[begin TEXT TO READ]
Re: [racket-users] Word Count program/benchmark performance

2021-03-20 Thread Gustavo Massaccesi
With two additional tricks I saved like 100ms.

* Saving the output port instead of reading the parameter implicitly each
time.

* Replacing (write (cdr p)) with (write-fx cdr p)) where

(define (write-fx n [o (current-output-port)])
  ; TODO: Add negatives :)
  (if (fx> n 0)
  (let loop ([n n])
(when (fx> n 10)
  (loop (fxquotient n 10)))
(write-byte (fx+ 48 (fxremainder n 10)) o))
  (write-byte 48 o)))

and at the end of a program something like

(define o (current-output-port))
  (time (for ([p (in-vector items)]
#:break (not (pair? p)))
(write-bytes (car p) o)
(write-byte 32 o)
(write-fx (cdr p) o)
(write-byte 10 o)))  ; and a closing )

Gustavo

On Fri, Mar 19, 2021 at 1:22 PM Sam Tobin-Hochstadt 
wrote:

> I went from numbers around 1000 ms to 950 ms to 900 ms. There was
> variance around those numbers, but it was pretty consistent.
>
> For more precise answers, there are a few things you can try. One is
> to measure instructions instead of time (ie, with perf). Another is to
> run it a bunch of times and take an average. The `hyperfine` tool is
> good for that. But probably the best advice is to make the program
> take longer so differences are more apparent -- variation usually
> increases sub-linearly.
>
> Sam
>
> On Fri, Mar 19, 2021 at 12:17 PM Laurent  wrote:
> >
> > Sam: How do you accurately measure such small speed-ups? On my machines,
> if I run the same program twice, I can sometimes see more than 10% time
> difference.
> >
> > On Fri, Mar 19, 2021 at 4:10 PM Sam Tobin-Hochstadt <
> sa...@cs.indiana.edu> wrote:
> >>
> >> Use `#:authentic`, and `unsafe-vector*-{ref,set!}` saved about 50 more
> >> ms on my machine.
> >>
> >> Then getting rid of `set!` and just re-binding the relevant variables
> >> produced another 50 ms speedup.
[end TEXT TO READ]
REQUIRED TASKS -
a: In the thread on Racket word count performance, why does Sam call making the program run longer probably the best way to measure small speed-ups? Answer in one to three sentences.
b: Carry on the thread on Racket word count performance, starting after its final line.
[begin RECORDS PROVIDED]
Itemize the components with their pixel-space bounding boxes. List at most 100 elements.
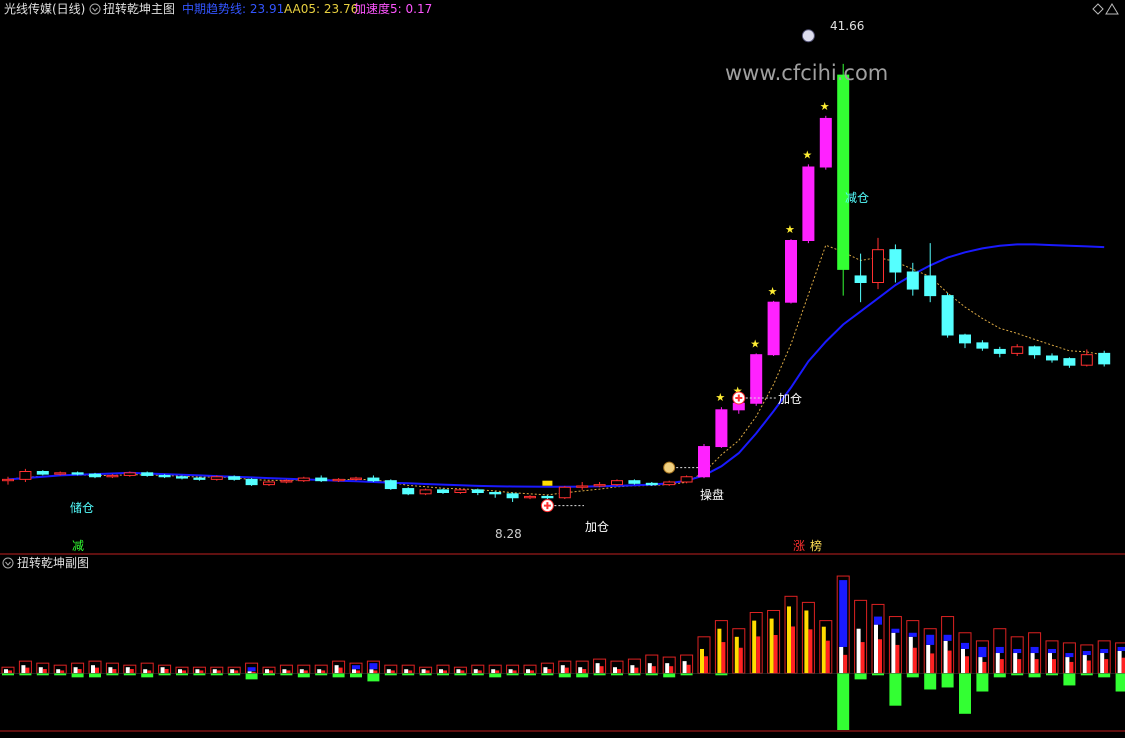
volume-negative-bar	[506, 673, 519, 676]
volume-negative-bar	[906, 673, 919, 678]
volume-negative-bar	[471, 673, 484, 676]
volume-red-bar	[912, 647, 917, 674]
reduce-position-label: 减仓	[845, 191, 869, 205]
aa05-dashed-line	[7, 244, 1105, 496]
volume-red-bar	[878, 639, 882, 674]
sub-indicator-name[interactable]: 扭转乾坤副图	[17, 555, 89, 570]
add-position-label-1: 加仓	[585, 520, 609, 534]
candle	[1098, 352, 1111, 365]
volume-negative-bar	[1011, 673, 1024, 676]
candle	[959, 334, 971, 344]
candle	[1046, 355, 1058, 361]
volume-inner-bar	[543, 667, 548, 674]
main-chart-layer: ★ ★ ★ ★ ★ ★ ★	[2, 29, 1111, 513]
star-marker: ★	[715, 391, 725, 404]
volume-negative-bar	[315, 673, 328, 676]
candle	[263, 481, 275, 486]
volume-negative-bar	[176, 673, 188, 676]
volume-negative-bar	[524, 673, 536, 676]
volume-negative-bar	[959, 673, 971, 714]
candle	[837, 74, 850, 270]
operate-marker	[663, 461, 676, 474]
volume-negative-bar	[889, 673, 902, 706]
candle	[158, 474, 171, 478]
volume-red-bar	[982, 661, 987, 674]
candle	[663, 481, 676, 486]
volume-negative-bar	[1115, 673, 1125, 692]
chevron-down-icon	[92, 7, 98, 12]
volume-inner-bar	[247, 671, 252, 674]
volume-negative-bar	[976, 673, 989, 692]
candle	[854, 275, 867, 283]
volume-inner-bar	[1048, 653, 1052, 674]
volume-inner-bar	[700, 648, 704, 674]
volume-inner-bar	[978, 657, 983, 674]
volume-inner-bar	[160, 667, 165, 674]
volume-red-bar	[234, 670, 239, 674]
volume-inner-bar	[386, 669, 391, 674]
volume-negative-bar	[854, 673, 867, 680]
volume-inner-bar	[91, 665, 95, 674]
candle	[576, 485, 589, 488]
volume-negative-bar	[350, 673, 362, 678]
volume-blue-bar	[1013, 648, 1022, 654]
volume-red-bar	[129, 669, 134, 674]
volume-negative-bar	[1028, 673, 1041, 678]
volume-red-bar	[825, 640, 830, 674]
volume-blue-bar	[1100, 648, 1109, 654]
volume-red-bar	[704, 656, 708, 674]
volume-inner-bar	[456, 669, 461, 674]
volume-red-bar	[1104, 659, 1109, 674]
volume-inner-bar	[804, 610, 809, 674]
volume-blue-bar	[874, 616, 882, 625]
volume-negative-bar	[123, 673, 136, 676]
volume-negative-bar	[54, 673, 67, 676]
volume-inner-bar	[961, 648, 965, 674]
volume-negative-bar	[489, 673, 502, 678]
volume-negative-bar	[924, 673, 937, 690]
indicator-menu-icon[interactable]	[89, 3, 101, 15]
volume-red-bar	[773, 634, 778, 674]
add-position-label-2: 加仓	[778, 392, 802, 406]
volume-inner-bar	[734, 636, 739, 674]
volume-inner-bar	[212, 669, 217, 674]
volume-negative-bar	[437, 673, 449, 676]
volume-negative-bar	[71, 673, 84, 678]
volume-negative-bar	[141, 673, 154, 678]
volume-negative-bar	[611, 673, 623, 676]
sub-indicator-menu-icon[interactable]	[2, 557, 14, 569]
volume-inner-bar	[473, 669, 478, 674]
volume-red-bar	[443, 670, 447, 674]
volume-red-bar	[1017, 659, 1022, 674]
volume-inner-bar	[908, 636, 913, 674]
bottom-signal-zhang: 涨	[793, 538, 805, 553]
main-indicator-name[interactable]: 扭转乾坤主图	[103, 1, 175, 16]
volume-red-bar	[721, 642, 726, 674]
candle	[506, 493, 519, 499]
triangle-up-icon[interactable]	[1105, 3, 1119, 15]
volume-negative-bar	[628, 673, 641, 676]
volume-red-bar	[321, 670, 326, 674]
candle	[315, 477, 328, 482]
volume-red-bar	[199, 670, 204, 674]
volume-inner-bar	[56, 669, 61, 674]
bottom-signal-pang: 榜	[810, 538, 822, 553]
volume-inner-bar	[613, 667, 617, 674]
volume-inner-bar	[787, 606, 791, 674]
volume-inner-bar	[560, 665, 565, 674]
candle	[524, 495, 536, 499]
watermark: www.cfcihi.com	[725, 61, 888, 85]
operate-label: 操盘	[700, 487, 724, 502]
volume-inner-bar	[526, 669, 530, 674]
candle	[350, 477, 362, 480]
volume-red-bar	[1086, 660, 1091, 674]
volume-negative-bar	[297, 673, 310, 678]
volume-red-bar	[1034, 659, 1039, 674]
volume-blue-bar	[995, 646, 1004, 654]
volume-negative-bar	[228, 673, 241, 676]
volume-inner-bar	[943, 640, 948, 674]
diamond-icon[interactable]	[1092, 3, 1104, 15]
aa05-value: AA05: 23.76	[284, 2, 358, 16]
volume-red-bar	[860, 642, 865, 674]
volume-inner-bar	[4, 669, 8, 674]
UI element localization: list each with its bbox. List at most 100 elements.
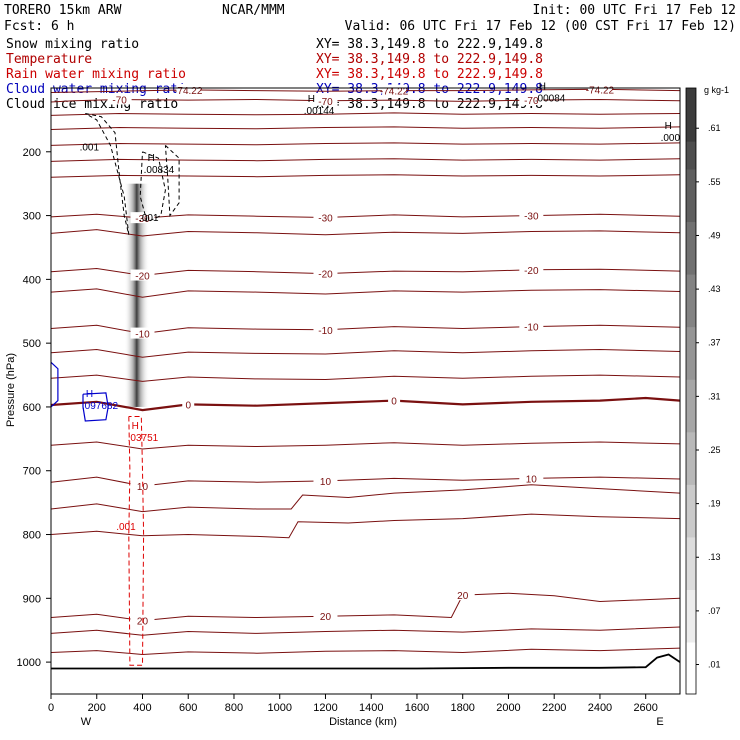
freezing-level-contour [50,396,681,412]
temperature-contour [50,142,681,146]
contour-label-bg [313,211,338,223]
field-xy: XY= 38.3,149.8 to 222.9,149.8 [316,82,543,97]
annotation-value: .001 [139,213,159,224]
colorbar-label: .13 [708,552,721,562]
annotation-value: .00834 [144,165,175,176]
colorbar-unit: g kg-1 [704,85,729,95]
field-name: Rain water mixing ratio [6,67,186,82]
temperature-contour [50,647,681,656]
contour-label-bg [313,610,338,622]
contour-label-bg [313,94,338,106]
temperature-contour [50,348,681,358]
snow-dashed-contour [85,113,130,235]
contour-label: -20 [135,272,150,283]
x-tick-label: 1800 [450,702,474,714]
contour-label: -70 [112,95,127,106]
field-xy: XY= 38.3,149.8 to 222.9,149.8 [316,97,543,112]
field-name: Snow mixing ratio [6,37,139,52]
y-tick-label: 800 [23,530,41,542]
annotation-high-marker: H [308,94,315,105]
contour-label-bg [313,323,338,335]
colorbar-segment [686,115,696,170]
y-tick-label: 400 [23,274,41,286]
colorbar-label: .25 [708,445,721,455]
cloud-water-contour [82,392,109,422]
contour-label: -70 [524,96,539,107]
annotation-high-marker: H [539,81,546,92]
contour-label: -74.22 [380,87,409,98]
x-tick-label: 800 [225,702,243,714]
y-tick-label: 1000 [17,657,41,669]
colorbar-segment [686,378,696,433]
y-axis-title: Pressure (hPa) [5,353,17,427]
contour-label: -70 [318,97,333,108]
temperature-contour [50,288,681,298]
contour-label-bg [519,94,544,106]
y-tick-label: 600 [23,402,41,414]
colorbar-label: .19 [708,499,721,509]
x-axis-title: Distance (km) [329,716,397,728]
colorbar-segment [686,641,696,694]
colorbar-label: .07 [708,606,721,616]
freezing-level-label: 0 [185,400,191,411]
contour-label-bg [176,83,201,95]
field-xy: XY= 38.3,149.8 to 222.9,149.8 [316,37,543,52]
annotation-value: .000 [661,133,681,144]
contour-label: -30 [524,212,539,223]
x-tick-label: 2200 [542,702,566,714]
x-tick-label: 2000 [496,702,520,714]
contour-label: -10 [524,323,539,334]
model-label: TORERO 15km ARW [4,3,122,18]
snow-dashed-contour [139,151,166,223]
field-name: Temperature [6,52,92,67]
contour-label-bg [182,398,195,410]
colorbar-segment [686,88,696,142]
x-tick-label: 600 [179,702,197,714]
colorbar-label: .31 [708,391,721,401]
temperature-contour [50,441,681,450]
annotation-value: .00084 [535,93,566,104]
x-tick-label: 0 [48,702,54,714]
forecast-label: Fcst: 6 h [4,19,74,34]
field-xy: XY= 38.3,149.8 to 222.9,149.8 [316,52,543,67]
x-tick-label: 1600 [405,702,429,714]
contour-label-bg [519,263,544,275]
x-tick-label: 1000 [267,702,291,714]
annotation-value: .00144 [304,106,335,117]
contour-label-bg [107,93,132,105]
annotation-value: .001 [116,522,136,533]
freezing-level-label: 0 [391,397,397,408]
contour-label-bg [313,474,338,486]
field-name: Cloud ice mixing ratio [6,97,178,112]
annotation-value: .03751 [128,433,159,444]
annotation-high-marker: H [86,389,93,400]
org-label: NCAR/MMM [222,3,285,18]
contour-label: -74.22 [586,85,615,96]
contour-label: -30 [318,213,333,224]
plot-frame [50,87,681,695]
contour-label: 20 [320,612,332,623]
temperature-contour [50,374,681,382]
plot-area: -74.22 -74.22 -74.22 -70 -70 -70 -30 -30 -30 -20 -… [50,81,681,670]
east-label: E [656,716,663,728]
field-list: Snow mixing ratio XY= 38.3,149.8 to 222.9… [6,37,543,112]
west-label: W [81,716,92,728]
colorbar-label: .43 [708,284,721,294]
temperature-contour [50,174,681,178]
colorbar: .01 .07 .13 .19 .25 .31 .37 .43 .49 .55 .61 [685,87,721,695]
annotation-high-marker: H [148,153,155,164]
field-xy: XY= 38.3,149.8 to 222.9,149.8 [316,67,543,82]
colorbar-segment [686,326,696,380]
contour-label-bg [587,83,612,95]
contour-label-bg [130,327,155,339]
annotation-high-marker: H [132,421,139,432]
y-axis: 200 300 400 500 600 700 800 900 1000 [17,147,51,669]
contour-label-bg [450,589,475,601]
y-tick-label: 500 [23,338,41,350]
contour-label-bg [313,267,338,279]
colorbar-segment [686,431,696,485]
temperature-contour [50,158,681,162]
temperature-contour [50,484,681,513]
temperature-contour [50,126,681,130]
[end RECORDS PROVIDED]
RESPONSES FOR EACH TASK -
a: Variation usually grows sub-linearly. A longer run therefore makes the differences between versions of the program more apparent.

b:
> >>
> >> https://gist.github.com/7fc52e7bdc327fb59c8858a42258c26a
> >>
> >> Sam
> >>
> >> On Fri, Mar 19, 2021 at 7:21 AM Sam Tobin-Hochstadt
> >>  wrote:
> >> >
> >> > One minor additional suggestion: if you use #:authentic for the
> struct, it will generate slightly better code for the accessors.
> >> >
> >> > Sam
> >> >
> >> > On Fri, Mar 19, 2021, 6:18 AM Bogdan Popa  wrote:
> >> >>
> >> >> I updated the gist with some cleanups and additional improvements
> that
> >> >> get the runtime down to a little over 1s (vs ~350ms for the
> optimized C
> >> >> and Rust code) on my maxed-out 2019 MBP and ~600ms on my M1 Mac Mini.
> >> >>
> >> >> Pawel Mosakowski writes:
> >> >>
> >> >> > Hi Bogdan,
> >> >> >
> >> >> > This is a brilliant solution and also completely over my head. It
> finishes
> >> >> > in ~3.75s on my PC and is faster than the Python version which
> basically
> >> >> > delegates all the work to C. I will need to spend some time on
> >> >> > understanding it but I am looking forward to learning something
> new.
> >> >> >
> >> >> > Many thanks,
> >> >> > Pawel
> >> >> >
> >> >> > On Thursday, March 18, 2021 at 7:22:10 PM UTC bogdan wrote:
> >> >> >
> >> >> >> I managed to get it about as fast as Python by making it really
> >> >> >> imperative and rolling my own hash:
> >> >> >>
> >> >> >> https://gist.github.com/Bogdanp/fb39d202037cdaadd55dae3d45737571
> >> >> >>
> >> >> >> Sam Tobin-Hochstadt writes:
> >> >> >>
> >> >> >> > Here are several variants of the code:
> >> >> >> > https://gist.github.com/d6fbe3757c462d5b4d1d9393b72f9ab9
> >> >> >> >
> >> >> >> > The enabled version is about the fastest I can get without using
> >> >> >> > `unsafe` (which the rules said not to do). It's possible to
> optimize a
> >> >> >> > tiny bit more by avoiding sorting, but only a few milliseconds
> -- it
> >> >> >> > would be more significant if there were more different words.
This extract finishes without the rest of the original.